--- START ---
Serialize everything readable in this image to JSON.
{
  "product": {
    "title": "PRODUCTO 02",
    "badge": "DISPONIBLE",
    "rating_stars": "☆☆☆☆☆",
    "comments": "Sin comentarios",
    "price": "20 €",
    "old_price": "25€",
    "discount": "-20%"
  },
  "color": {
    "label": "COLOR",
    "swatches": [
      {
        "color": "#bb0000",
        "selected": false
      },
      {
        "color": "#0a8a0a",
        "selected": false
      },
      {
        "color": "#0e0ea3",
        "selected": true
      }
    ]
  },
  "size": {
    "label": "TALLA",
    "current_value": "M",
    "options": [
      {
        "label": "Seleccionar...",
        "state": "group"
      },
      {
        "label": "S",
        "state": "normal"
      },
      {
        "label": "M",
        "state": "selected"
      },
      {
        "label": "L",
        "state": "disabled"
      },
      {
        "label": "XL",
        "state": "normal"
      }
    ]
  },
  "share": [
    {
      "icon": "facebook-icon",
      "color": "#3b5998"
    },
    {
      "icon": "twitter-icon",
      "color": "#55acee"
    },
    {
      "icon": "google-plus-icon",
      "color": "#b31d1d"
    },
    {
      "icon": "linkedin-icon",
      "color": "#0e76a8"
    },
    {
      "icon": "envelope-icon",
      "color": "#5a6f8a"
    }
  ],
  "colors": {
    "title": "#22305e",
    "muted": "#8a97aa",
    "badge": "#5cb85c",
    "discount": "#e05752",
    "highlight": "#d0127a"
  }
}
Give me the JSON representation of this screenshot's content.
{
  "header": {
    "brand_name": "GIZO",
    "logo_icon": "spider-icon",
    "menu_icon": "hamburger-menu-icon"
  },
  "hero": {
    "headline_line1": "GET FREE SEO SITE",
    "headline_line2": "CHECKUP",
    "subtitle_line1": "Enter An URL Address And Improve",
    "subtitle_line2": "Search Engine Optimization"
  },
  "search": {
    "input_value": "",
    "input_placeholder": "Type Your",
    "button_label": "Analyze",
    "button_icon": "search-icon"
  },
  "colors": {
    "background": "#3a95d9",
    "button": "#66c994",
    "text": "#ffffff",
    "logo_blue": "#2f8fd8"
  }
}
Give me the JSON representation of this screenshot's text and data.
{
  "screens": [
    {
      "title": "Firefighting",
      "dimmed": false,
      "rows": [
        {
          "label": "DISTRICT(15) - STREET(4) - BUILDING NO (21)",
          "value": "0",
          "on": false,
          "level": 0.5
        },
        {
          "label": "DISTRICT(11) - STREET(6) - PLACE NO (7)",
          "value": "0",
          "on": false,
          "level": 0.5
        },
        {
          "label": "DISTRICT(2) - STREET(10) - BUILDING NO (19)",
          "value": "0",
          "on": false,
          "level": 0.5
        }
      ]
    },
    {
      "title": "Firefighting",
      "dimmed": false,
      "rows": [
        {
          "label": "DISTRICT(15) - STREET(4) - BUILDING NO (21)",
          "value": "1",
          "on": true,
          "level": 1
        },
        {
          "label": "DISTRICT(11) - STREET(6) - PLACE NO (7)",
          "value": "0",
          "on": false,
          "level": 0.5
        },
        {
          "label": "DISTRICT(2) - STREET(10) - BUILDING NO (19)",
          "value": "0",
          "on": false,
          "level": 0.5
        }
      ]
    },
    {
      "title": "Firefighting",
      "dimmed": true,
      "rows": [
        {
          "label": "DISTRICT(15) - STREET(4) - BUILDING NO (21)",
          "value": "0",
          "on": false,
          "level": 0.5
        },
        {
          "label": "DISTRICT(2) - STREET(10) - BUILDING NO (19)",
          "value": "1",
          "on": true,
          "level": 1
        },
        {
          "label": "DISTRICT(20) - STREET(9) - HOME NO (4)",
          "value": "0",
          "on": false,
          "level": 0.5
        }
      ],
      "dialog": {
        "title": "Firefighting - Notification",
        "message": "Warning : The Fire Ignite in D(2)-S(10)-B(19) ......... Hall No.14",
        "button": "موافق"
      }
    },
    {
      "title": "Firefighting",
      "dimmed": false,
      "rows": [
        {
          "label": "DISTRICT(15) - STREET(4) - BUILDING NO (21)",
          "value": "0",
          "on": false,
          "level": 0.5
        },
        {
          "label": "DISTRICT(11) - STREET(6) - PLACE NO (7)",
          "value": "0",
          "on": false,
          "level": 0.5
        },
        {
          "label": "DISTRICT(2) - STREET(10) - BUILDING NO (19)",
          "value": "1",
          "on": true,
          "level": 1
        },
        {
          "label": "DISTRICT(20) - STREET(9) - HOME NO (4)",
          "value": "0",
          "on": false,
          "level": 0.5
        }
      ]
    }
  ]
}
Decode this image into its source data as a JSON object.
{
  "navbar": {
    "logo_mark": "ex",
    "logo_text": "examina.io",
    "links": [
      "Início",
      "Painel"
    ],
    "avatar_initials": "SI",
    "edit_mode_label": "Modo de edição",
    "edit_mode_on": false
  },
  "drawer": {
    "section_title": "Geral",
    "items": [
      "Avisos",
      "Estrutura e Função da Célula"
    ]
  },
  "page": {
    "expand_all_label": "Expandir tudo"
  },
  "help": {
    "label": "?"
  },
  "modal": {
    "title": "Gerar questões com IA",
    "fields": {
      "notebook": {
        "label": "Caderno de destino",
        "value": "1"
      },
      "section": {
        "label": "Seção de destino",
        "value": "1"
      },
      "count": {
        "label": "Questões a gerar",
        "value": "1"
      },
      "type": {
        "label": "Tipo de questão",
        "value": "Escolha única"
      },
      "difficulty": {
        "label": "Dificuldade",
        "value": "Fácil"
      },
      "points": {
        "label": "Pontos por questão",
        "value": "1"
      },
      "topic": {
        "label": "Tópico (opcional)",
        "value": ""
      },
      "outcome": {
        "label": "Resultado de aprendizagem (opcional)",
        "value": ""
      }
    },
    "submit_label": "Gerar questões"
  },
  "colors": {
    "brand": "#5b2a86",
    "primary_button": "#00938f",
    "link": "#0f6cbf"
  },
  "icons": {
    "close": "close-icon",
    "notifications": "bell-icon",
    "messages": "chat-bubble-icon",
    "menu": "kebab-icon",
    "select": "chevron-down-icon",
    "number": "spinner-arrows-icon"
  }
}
--- END ---
**STATED PROBLEM**
Extract the data exactly as given.

**EXERCISE SOLUTION**
Serialize everything readable in this image to JSON.
{
  "product": {
    "title": "PRODUCTO 02",
    "badge": "DISPONIBLE",
    "rating_stars": "☆☆☆☆☆",
    "comments": "Sin comentarios",
    "price": "20 €",
    "old_price": "25€",
    "discount": "-20%"
  },
  "color": {
    "label": "COLOR",
    "swatches": [
      {
        "color": "#bb0000",
        "selected": false
      },
      {
        "color": "#0a8a0a",
        "selected": false
      },
      {
        "color": "#0e0ea3",
        "selected": true
      }
    ]
  },
  "size": {
    "label": "TALLA",
    "current_value": "M",
    "options": [
      {
        "label": "Seleccionar...",
        "state": "group"
      },
      {
        "label": "S",
        "state": "normal"
      },
      {
        "label": "M",
        "state": "selected"
      },
      {
        "label": "L",
        "state": "disabled"
      },
      {
        "label": "XL",
        "state": "normal"
      }
    ]
  },
  "share": [
    {
      "icon": "facebook-icon",
      "color": "#3b5998"
    },
    {
      "icon": "twitter-icon",
      "color": "#55acee"
    },
    {
      "icon": "google-plus-icon",
      "color": "#b31d1d"
    },
    {
      "icon": "linkedin-icon",
      "color": "#0e76a8"
    },
    {
      "icon": "envelope-icon",
      "color": "#5a6f8a"
    }
  ],
  "colors": {
    "title": "#22305e",
    "muted": "#8a97aa",
    "badge": "#5cb85c",
    "discount": "#e05752",
    "highlight": "#d0127a"
  }
}
Give me the JSON representation of this screenshot's content.
{
  "header": {
    "brand_name": "GIZO",
    "logo_icon": "spider-icon",
    "menu_icon": "hamburger-menu-icon"
  },
  "hero": {
    "headline_line1": "GET FREE SEO SITE",
    "headline_line2": "CHECKUP",
    "subtitle_line1": "Enter An URL Address And Improve",
    "subtitle_line2": "Search Engine Optimization"
  },
  "search": {
    "input_value": "",
    "input_placeholder": "Type Your",
    "button_label": "Analyze",
    "button_icon": "search-icon"
  },
  "colors": {
    "background": "#3a95d9",
    "button": "#66c994",
    "text": "#ffffff",
    "logo_blue": "#2f8fd8"
  }
}
Give me the JSON representation of this screenshot's text and data.
{
  "screens": [
    {
      "title": "Firefighting",
      "dimmed": false,
      "rows": [
        {
          "label": "DISTRICT(15) - STREET(4) - BUILDING NO (21)",
          "value": "0",
          "on": false,
          "level": 0.5
        },
        {
          "label": "DISTRICT(11) - STREET(6) - PLACE NO (7)",
          "value": "0",
          "on": false,
          "level": 0.5
        },
        {
          "label": "DISTRICT(2) - STREET(10) - BUILDING NO (19)",
          "value": "0",
          "on": false,
          "level": 0.5
        }
      ]
    },
    {
      "title": "Firefighting",
      "dimmed": false,
      "rows": [
        {
          "label": "DISTRICT(15) - STREET(4) - BUILDING NO (21)",
          "value": "1",
          "on": true,
          "level": 1
        },
        {
          "label": "DISTRICT(11) - STREET(6) - PLACE NO (7)",
          "value": "0",
          "on": false,
          "level": 0.5
        },
        {
          "label": "DISTRICT(2) - STREET(10) - BUILDING NO (19)",
          "value": "0",
          "on": false,
          "level": 0.5
        }
      ]
    },
    {
      "title": "Firefighting",
      "dimmed": true,
      "rows": [
        {
          "label": "DISTRICT(15) - STREET(4) - BUILDING NO (21)",
          "value": "0",
          "on": false,
          "level": 0.5
        },
        {
          "label": "DISTRICT(2) - STREET(10) - BUILDING NO (19)",
          "value": "1",
          "on": true,
          "level": 1
        },
        {
          "label": "DISTRICT(20) - STREET(9) - HOME NO (4)",
          "value": "0",
          "on": false,
          "level": 0.5
        }
      ],
      "dialog": {
        "title": "Firefighting - Notification",
        "message": "Warning : The Fire Ignite in D(2)-S(10)-B(19) ......... Hall No.14",
        "button": "موافق"
      }
    },
    {
      "title": "Firefighting",
      "dimmed": false,
      "rows": [
        {
          "label": "DISTRICT(15) - STREET(4) - BUILDING NO (21)",
          "value": "0",
          "on": false,
          "level": 0.5
        },
        {
          "label": "DISTRICT(11) - STREET(6) - PLACE NO (7)",
          "value": "0",
          "on": false,
          "level": 0.5
        },
        {
          "label": "DISTRICT(2) - STREET(10) - BUILDING NO (19)",
          "value": "1",
          "on": true,
          "level": 1
        },
        {
          "label": "DISTRICT(20) - STREET(9) - HOME NO (4)",
          "value": "0",
          "on": false,
          "level": 0.5
        }
      ]
    }
  ]
}
Decode this image into its source data as a JSON object.
{
  "navbar": {
    "logo_mark": "ex",
    "logo_text": "examina.io",
    "links": [
      "Início",
      "Painel"
    ],
    "avatar_initials": "SI",
    "edit_mode_label": "Modo de edição",
    "edit_mode_on": false
  },
  "drawer": {
    "section_title": "Geral",
    "items": [
      "Avisos",
      "Estrutura e Função da Célula"
    ]
  },
  "page": {
    "expand_all_label": "Expandir tudo"
  },
  "help": {
    "label": "?"
  },
  "modal": {
    "title": "Gerar questões com IA",
    "fields": {
      "notebook": {
        "label": "Caderno de destino",
        "value": "1"
      },
      "section": {
        "label": "Seção de destino",
        "value": "1"
      },
      "count": {
        "label": "Questões a gerar",
        "value": "1"
      },
      "type": {
        "label": "Tipo de questão",
        "value": "Escolha única"
      },
      "difficulty": {
        "label": "Dificuldade",
        "value": "Fácil"
      },
      "points": {
        "label": "Pontos por questão",
        "value": "1"
      },
      "topic": {
        "label": "Tópico (opcional)",
        "value": ""
      },
      "outcome": {
        "label": "Resultado de aprendizagem (opcional)",
        "value": ""
      }
    },
    "submit_label": "Gerar questões"
  },
  "colors": {
    "brand": "#5b2a86",
    "primary_button": "#00938f",
    "link": "#0f6cbf"
  },
  "icons": {
    "close": "close-icon",
    "notifications": "bell-icon",
    "messages": "chat-bubble-icon",
    "menu": "kebab-icon",
    "select": "chevron-down-icon",
    "number": "spinner-arrows-icon"
  }
}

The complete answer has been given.